**REQUIRED TASK:** Below are records; reproduce exactly the lines from the one containing "What's the underlying" through the end, both included, and only those.

**EXCERPTED DATA:**
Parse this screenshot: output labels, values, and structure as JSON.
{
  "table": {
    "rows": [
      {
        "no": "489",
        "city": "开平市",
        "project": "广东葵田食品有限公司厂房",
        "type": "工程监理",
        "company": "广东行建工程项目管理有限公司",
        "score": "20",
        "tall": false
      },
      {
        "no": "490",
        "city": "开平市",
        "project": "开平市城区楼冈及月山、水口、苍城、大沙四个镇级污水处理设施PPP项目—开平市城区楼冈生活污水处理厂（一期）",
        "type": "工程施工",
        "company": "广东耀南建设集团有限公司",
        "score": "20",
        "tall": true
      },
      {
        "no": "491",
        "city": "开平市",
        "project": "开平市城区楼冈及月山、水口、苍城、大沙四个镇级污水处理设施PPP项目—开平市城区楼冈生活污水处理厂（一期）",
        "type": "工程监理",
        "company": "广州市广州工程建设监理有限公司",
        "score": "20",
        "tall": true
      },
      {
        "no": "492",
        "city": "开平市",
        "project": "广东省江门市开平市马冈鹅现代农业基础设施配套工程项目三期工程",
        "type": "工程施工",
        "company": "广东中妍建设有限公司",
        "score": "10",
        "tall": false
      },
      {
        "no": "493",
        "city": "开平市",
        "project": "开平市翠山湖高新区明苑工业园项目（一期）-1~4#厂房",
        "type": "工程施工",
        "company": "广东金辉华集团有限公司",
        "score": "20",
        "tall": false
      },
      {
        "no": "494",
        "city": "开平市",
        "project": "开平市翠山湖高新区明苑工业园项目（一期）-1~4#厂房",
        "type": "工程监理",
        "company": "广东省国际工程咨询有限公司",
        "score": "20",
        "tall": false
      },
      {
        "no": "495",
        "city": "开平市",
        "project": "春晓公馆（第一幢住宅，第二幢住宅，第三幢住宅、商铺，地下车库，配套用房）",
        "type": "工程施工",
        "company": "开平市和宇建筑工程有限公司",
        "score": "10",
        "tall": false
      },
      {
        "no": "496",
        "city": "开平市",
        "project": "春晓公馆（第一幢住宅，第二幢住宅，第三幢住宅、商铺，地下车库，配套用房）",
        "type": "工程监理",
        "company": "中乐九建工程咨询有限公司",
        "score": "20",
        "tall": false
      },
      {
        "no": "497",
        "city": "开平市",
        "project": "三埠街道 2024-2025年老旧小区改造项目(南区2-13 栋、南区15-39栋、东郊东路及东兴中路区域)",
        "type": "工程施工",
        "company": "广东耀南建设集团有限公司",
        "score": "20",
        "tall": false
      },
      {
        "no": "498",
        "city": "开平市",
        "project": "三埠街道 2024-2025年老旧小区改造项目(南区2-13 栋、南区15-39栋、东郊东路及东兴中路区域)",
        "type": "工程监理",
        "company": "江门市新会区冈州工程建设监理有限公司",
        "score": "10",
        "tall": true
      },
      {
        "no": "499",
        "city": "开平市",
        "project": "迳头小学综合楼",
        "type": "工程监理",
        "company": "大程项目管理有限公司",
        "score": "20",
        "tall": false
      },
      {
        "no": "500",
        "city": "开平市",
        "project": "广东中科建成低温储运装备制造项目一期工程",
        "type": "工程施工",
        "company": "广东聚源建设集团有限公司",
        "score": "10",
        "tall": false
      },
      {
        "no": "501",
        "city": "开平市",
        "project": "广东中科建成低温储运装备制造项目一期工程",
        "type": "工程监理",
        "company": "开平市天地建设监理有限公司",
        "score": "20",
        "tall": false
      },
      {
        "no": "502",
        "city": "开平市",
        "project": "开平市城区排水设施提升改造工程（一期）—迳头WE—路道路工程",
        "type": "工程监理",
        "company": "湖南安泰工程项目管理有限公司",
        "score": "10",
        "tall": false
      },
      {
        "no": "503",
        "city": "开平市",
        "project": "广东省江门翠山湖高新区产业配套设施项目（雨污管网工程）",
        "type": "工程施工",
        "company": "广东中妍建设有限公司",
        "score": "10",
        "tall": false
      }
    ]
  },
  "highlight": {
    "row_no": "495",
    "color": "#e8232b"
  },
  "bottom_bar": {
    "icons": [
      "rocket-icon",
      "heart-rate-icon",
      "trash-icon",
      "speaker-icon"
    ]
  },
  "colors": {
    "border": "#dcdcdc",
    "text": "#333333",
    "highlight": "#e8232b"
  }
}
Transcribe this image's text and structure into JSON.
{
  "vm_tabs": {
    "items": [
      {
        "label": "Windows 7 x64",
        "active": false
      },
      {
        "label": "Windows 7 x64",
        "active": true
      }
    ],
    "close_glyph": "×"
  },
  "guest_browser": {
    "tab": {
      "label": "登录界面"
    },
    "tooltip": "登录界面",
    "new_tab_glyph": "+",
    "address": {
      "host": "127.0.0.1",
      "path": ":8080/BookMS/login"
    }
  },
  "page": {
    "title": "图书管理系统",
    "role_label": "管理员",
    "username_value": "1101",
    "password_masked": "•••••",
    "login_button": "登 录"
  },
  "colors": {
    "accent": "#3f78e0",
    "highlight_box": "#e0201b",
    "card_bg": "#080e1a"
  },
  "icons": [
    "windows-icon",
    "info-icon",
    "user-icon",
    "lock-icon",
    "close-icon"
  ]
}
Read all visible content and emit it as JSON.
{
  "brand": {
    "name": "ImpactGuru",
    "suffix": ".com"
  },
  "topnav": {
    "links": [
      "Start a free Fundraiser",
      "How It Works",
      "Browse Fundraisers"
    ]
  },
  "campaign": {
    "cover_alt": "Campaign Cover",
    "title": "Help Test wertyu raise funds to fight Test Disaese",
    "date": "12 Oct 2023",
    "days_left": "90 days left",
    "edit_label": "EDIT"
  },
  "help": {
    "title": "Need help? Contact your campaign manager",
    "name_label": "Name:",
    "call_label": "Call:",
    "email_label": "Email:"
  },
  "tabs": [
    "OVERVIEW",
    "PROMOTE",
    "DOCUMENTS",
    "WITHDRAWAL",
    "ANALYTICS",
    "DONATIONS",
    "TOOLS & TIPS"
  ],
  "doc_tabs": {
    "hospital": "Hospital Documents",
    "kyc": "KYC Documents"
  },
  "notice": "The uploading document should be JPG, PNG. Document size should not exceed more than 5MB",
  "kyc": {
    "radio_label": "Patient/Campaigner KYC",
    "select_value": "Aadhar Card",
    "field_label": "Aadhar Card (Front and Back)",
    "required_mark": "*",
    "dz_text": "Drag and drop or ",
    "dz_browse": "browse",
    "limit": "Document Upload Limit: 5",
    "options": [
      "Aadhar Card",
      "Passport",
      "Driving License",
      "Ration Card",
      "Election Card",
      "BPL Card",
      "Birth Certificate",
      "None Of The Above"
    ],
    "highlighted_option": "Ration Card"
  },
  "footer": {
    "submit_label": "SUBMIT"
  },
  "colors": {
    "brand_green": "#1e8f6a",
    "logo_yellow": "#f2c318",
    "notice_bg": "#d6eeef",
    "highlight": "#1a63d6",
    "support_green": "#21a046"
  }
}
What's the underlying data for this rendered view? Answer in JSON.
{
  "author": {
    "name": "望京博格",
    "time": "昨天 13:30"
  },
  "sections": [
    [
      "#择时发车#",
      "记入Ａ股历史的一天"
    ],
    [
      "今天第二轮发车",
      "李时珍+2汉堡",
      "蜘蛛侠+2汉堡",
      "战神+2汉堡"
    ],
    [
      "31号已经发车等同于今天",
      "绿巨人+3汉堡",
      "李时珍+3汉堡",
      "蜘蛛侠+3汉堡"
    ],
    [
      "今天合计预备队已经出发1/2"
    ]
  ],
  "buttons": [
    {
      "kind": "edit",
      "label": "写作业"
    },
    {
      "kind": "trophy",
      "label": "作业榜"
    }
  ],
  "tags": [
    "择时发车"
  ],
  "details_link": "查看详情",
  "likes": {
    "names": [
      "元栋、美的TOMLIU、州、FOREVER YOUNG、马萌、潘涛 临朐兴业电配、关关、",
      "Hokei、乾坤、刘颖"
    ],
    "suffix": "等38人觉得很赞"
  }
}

**TASK RESULT:**
What's the underlying data for this rendered view? Answer in JSON.
{
  "author": {
    "name": "望京博格",
    "time": "昨天 13:30"
  },
  "sections": [
    [
      "#择时发车#",
      "记入Ａ股历史的一天"
    ],
    [
      "今天第二轮发车",
      "李时珍+2汉堡",
      "蜘蛛侠+2汉堡",
      "战神+2汉堡"
    ],
    [
      "31号已经发车等同于今天",
      "绿巨人+3汉堡",
      "李时珍+3汉堡",
      "蜘蛛侠+3汉堡"
    ],
    [
      "今天合计预备队已经出发1/2"
    ]
  ],
  "buttons": [
    {
      "kind": "edit",
      "label": "写作业"
    },
    {
      "kind": "trophy",
      "label": "作业榜"
    }
  ],
  "tags": [
    "择时发车"
  ],
  "details_link": "查看详情",
  "likes": {
    "names": [
      "元栋、美的TOMLIU、州、FOREVER YOUNG、马萌、潘涛 临朐兴业电配、关关、",
      "Hokei、乾坤、刘颖"
    ],
    "suffix": "等38人觉得很赞"
  }
}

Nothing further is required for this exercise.